Exercise details
Return every record below exactly as written, but leave out the pictures.

Supplied records
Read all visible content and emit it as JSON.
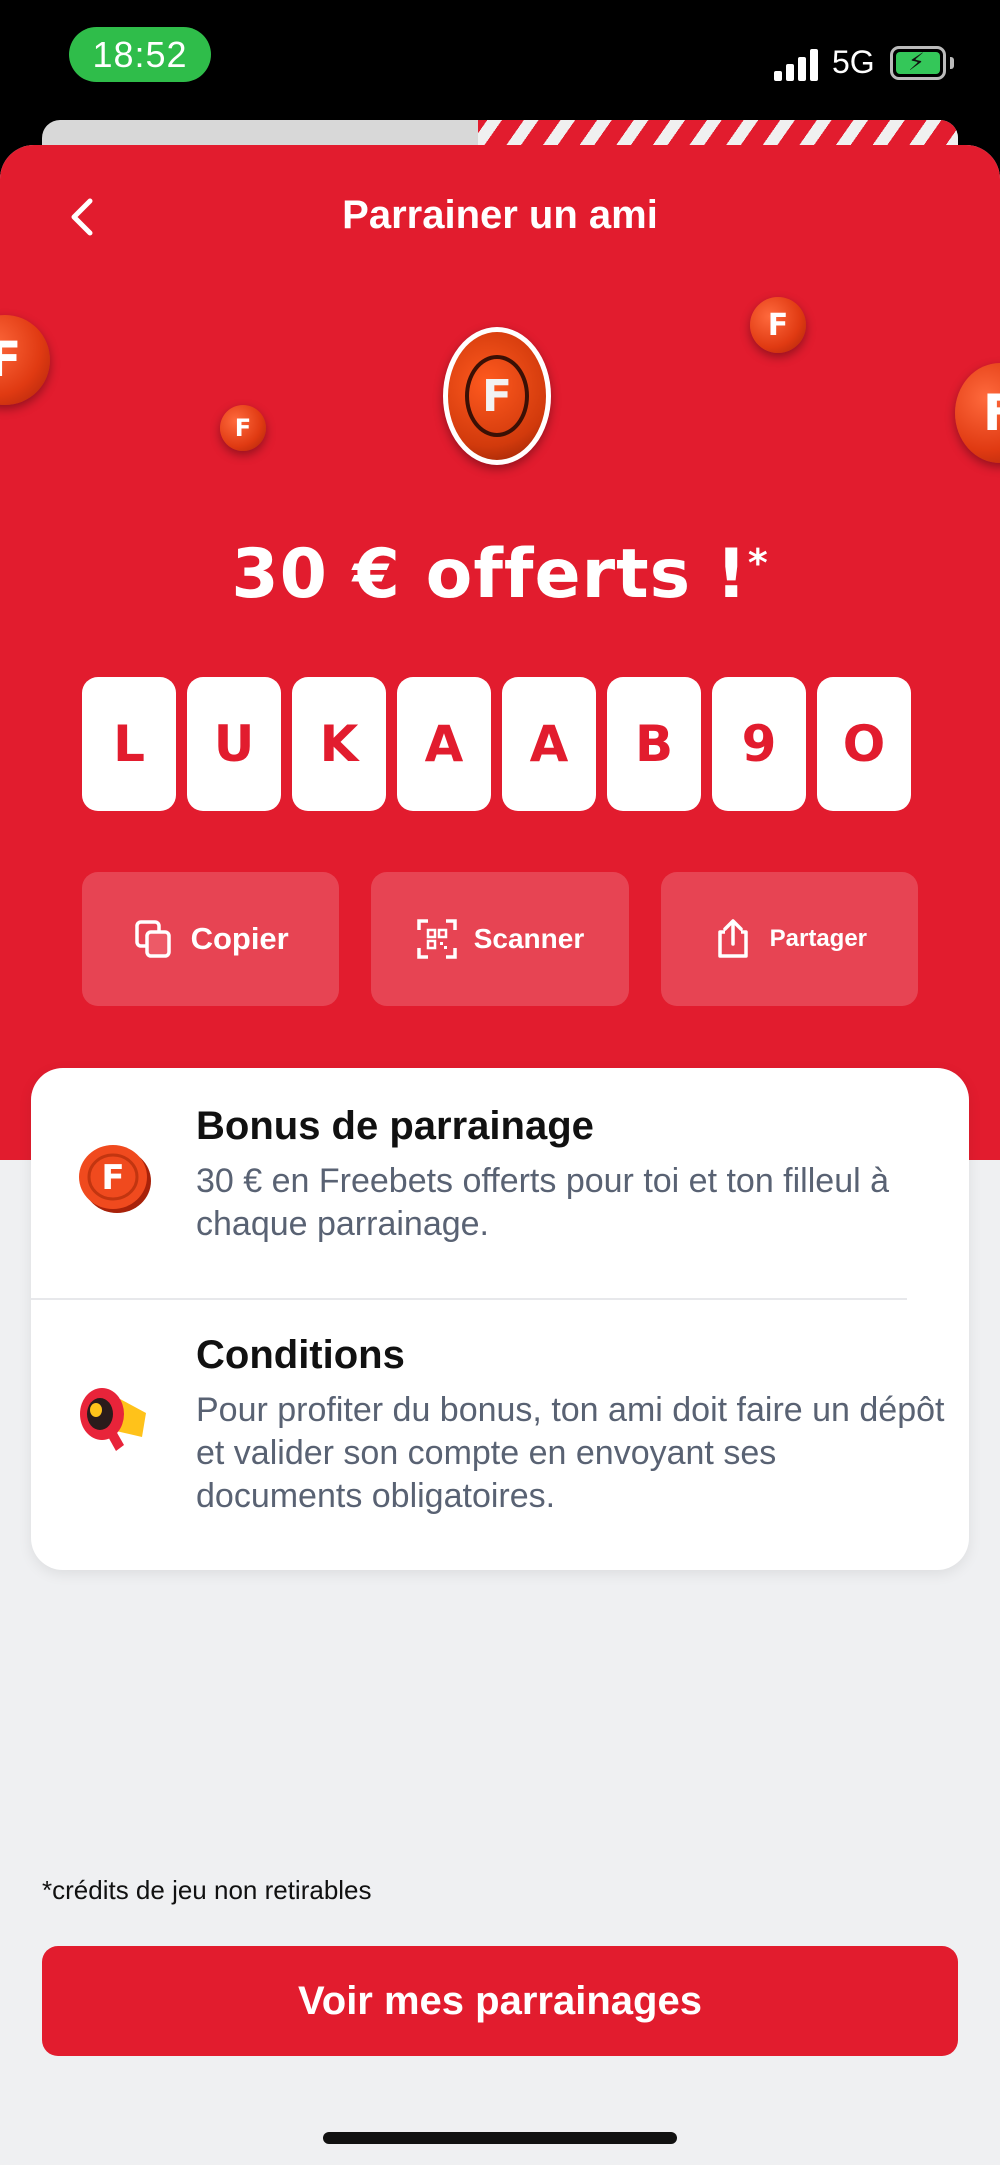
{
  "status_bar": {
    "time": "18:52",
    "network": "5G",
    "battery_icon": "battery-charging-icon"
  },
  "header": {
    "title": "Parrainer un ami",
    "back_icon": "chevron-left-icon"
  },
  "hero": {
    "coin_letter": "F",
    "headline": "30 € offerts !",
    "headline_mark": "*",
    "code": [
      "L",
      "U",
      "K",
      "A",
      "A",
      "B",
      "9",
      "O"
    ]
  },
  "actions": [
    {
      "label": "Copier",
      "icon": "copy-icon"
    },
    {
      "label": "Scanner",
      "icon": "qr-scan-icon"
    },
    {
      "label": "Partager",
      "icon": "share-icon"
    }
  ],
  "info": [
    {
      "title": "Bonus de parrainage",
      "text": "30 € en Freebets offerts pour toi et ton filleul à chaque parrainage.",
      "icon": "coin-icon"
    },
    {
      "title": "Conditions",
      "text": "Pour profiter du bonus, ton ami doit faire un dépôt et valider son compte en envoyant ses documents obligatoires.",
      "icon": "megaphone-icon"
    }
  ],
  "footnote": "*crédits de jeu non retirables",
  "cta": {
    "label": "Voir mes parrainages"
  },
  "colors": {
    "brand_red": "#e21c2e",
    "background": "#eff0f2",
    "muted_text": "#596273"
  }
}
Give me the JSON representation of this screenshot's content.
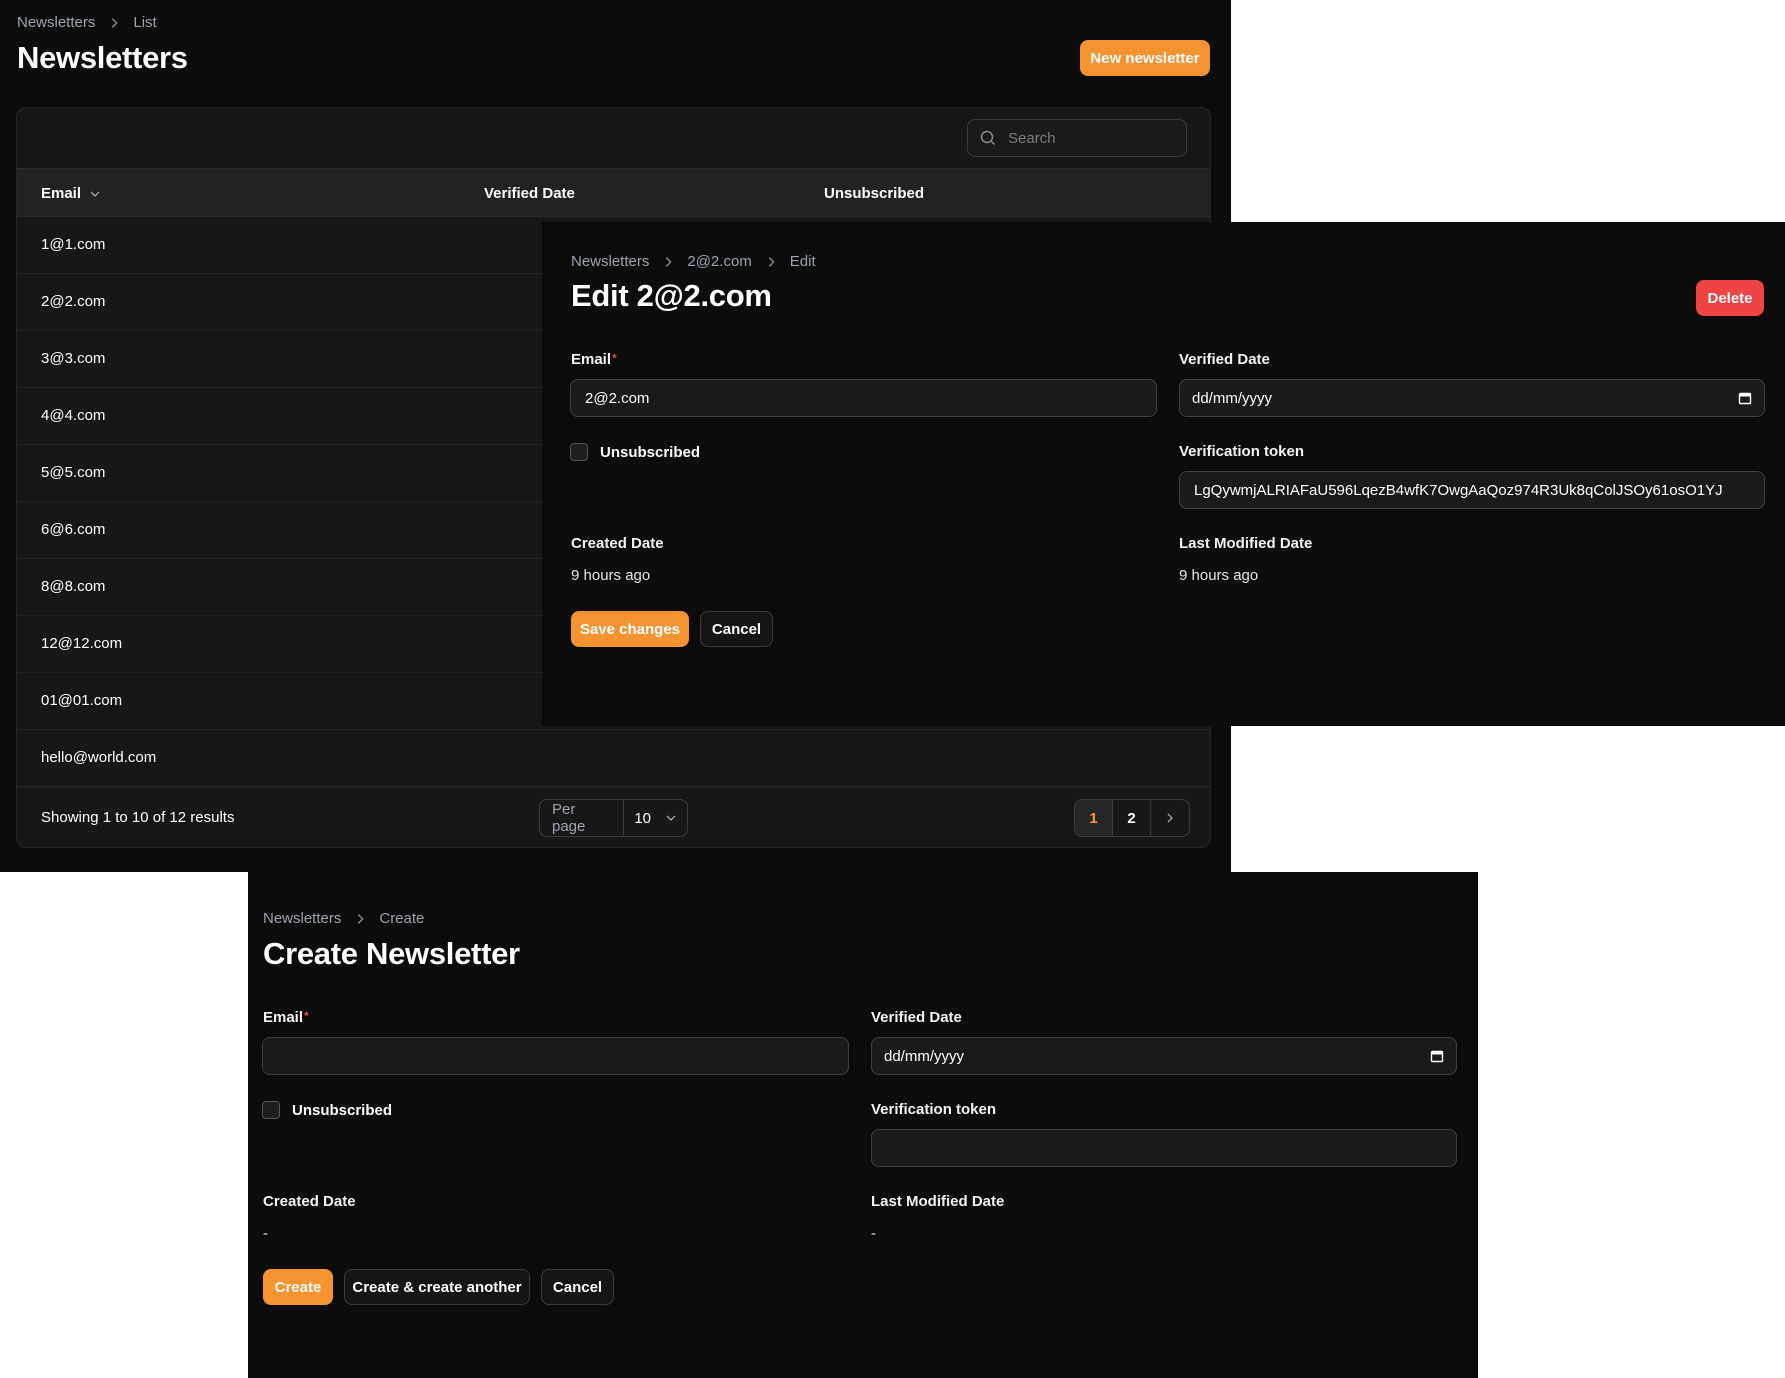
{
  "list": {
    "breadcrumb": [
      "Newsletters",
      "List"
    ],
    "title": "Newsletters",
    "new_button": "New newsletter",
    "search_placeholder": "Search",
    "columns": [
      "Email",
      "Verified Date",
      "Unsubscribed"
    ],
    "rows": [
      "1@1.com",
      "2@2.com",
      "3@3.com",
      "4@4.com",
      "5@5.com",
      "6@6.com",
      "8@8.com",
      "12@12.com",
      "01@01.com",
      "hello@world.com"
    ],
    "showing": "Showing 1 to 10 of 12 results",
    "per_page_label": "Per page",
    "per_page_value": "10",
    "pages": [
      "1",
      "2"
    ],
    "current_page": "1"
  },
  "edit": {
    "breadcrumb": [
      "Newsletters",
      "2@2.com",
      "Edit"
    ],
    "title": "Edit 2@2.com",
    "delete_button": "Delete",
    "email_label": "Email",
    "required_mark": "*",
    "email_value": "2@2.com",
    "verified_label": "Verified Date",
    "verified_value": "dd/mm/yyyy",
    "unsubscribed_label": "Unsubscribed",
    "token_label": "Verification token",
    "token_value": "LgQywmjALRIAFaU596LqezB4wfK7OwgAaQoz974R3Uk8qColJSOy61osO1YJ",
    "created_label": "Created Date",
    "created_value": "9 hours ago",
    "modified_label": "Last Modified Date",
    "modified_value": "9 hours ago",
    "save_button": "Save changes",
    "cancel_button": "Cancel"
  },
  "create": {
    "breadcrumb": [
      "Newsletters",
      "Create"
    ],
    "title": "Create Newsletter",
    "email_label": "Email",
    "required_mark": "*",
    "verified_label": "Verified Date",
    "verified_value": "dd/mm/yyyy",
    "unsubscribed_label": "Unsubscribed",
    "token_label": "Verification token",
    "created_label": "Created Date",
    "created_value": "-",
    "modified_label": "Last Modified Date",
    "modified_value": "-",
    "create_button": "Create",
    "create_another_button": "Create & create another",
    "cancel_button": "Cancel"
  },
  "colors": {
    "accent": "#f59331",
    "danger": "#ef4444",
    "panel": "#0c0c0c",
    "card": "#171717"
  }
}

Complete answer
Read all visible content and emit it as JSON.
{
  "status_bar": {
    "time": "18:52",
    "network": "5G",
    "battery_icon": "battery-charging-icon"
  },
  "header": {
    "title": "Parrainer un ami",
    "back_icon": "chevron-left-icon"
  },
  "hero": {
    "coin_letter": "F",
    "headline": "30 € offerts !",
    "headline_mark": "*",
    "code": [
      "L",
      "U",
      "K",
      "A",
      "A",
      "B",
      "9",
      "O"
    ]
  },
  "actions": [
    {
      "label": "Copier",
      "icon": "copy-icon"
    },
    {
      "label": "Scanner",
      "icon": "qr-scan-icon"
    },
    {
      "label": "Partager",
      "icon": "share-icon"
    }
  ],
  "info": [
    {
      "title": "Bonus de parrainage",
      "text": "30 € en Freebets offerts pour toi et ton filleul à chaque parrainage.",
      "icon": "coin-icon"
    },
    {
      "title": "Conditions",
      "text": "Pour profiter du bonus, ton ami doit faire un dépôt et valider son compte en envoyant ses documents obligatoires.",
      "icon": "megaphone-icon"
    }
  ],
  "footnote": "*crédits de jeu non retirables",
  "cta": {
    "label": "Voir mes parrainages"
  },
  "colors": {
    "brand_red": "#e21c2e",
    "background": "#eff0f2",
    "muted_text": "#596273"
  }
}
Give me the JSON representation of this screenshot's content.
{
  "list": {
    "breadcrumb": [
      "Newsletters",
      "List"
    ],
    "title": "Newsletters",
    "new_button": "New newsletter",
    "search_placeholder": "Search",
    "columns": [
      "Email",
      "Verified Date",
      "Unsubscribed"
    ],
    "rows": [
      "1@1.com",
      "2@2.com",
      "3@3.com",
      "4@4.com",
      "5@5.com",
      "6@6.com",
      "8@8.com",
      "12@12.com",
      "01@01.com",
      "hello@world.com"
    ],
    "showing": "Showing 1 to 10 of 12 results",
    "per_page_label": "Per page",
    "per_page_value": "10",
    "pages": [
      "1",
      "2"
    ],
    "current_page": "1"
  },
  "edit": {
    "breadcrumb": [
      "Newsletters",
      "2@2.com",
      "Edit"
    ],
    "title": "Edit 2@2.com",
    "delete_button": "Delete",
    "email_label": "Email",
    "required_mark": "*",
    "email_value": "2@2.com",
    "verified_label": "Verified Date",
    "verified_value": "dd/mm/yyyy",
    "unsubscribed_label": "Unsubscribed",
    "token_label": "Verification token",
    "token_value": "LgQywmjALRIAFaU596LqezB4wfK7OwgAaQoz974R3Uk8qColJSOy61osO1YJ",
    "created_label": "Created Date",
    "created_value": "9 hours ago",
    "modified_label": "Last Modified Date",
    "modified_value": "9 hours ago",
    "save_button": "Save changes",
    "cancel_button": "Cancel"
  },
  "create": {
    "breadcrumb": [
      "Newsletters",
      "Create"
    ],
    "title": "Create Newsletter",
    "email_label": "Email",
    "required_mark": "*",
    "verified_label": "Verified Date",
    "verified_value": "dd/mm/yyyy",
    "unsubscribed_label": "Unsubscribed",
    "token_label": "Verification token",
    "created_label": "Created Date",
    "created_value": "-",
    "modified_label": "Last Modified Date",
    "modified_value": "-",
    "create_button": "Create",
    "create_another_button": "Create & create another",
    "cancel_button": "Cancel"
  },
  "colors": {
    "accent": "#f59331",
    "danger": "#ef4444",
    "panel": "#0c0c0c",
    "card": "#171717"
  }
}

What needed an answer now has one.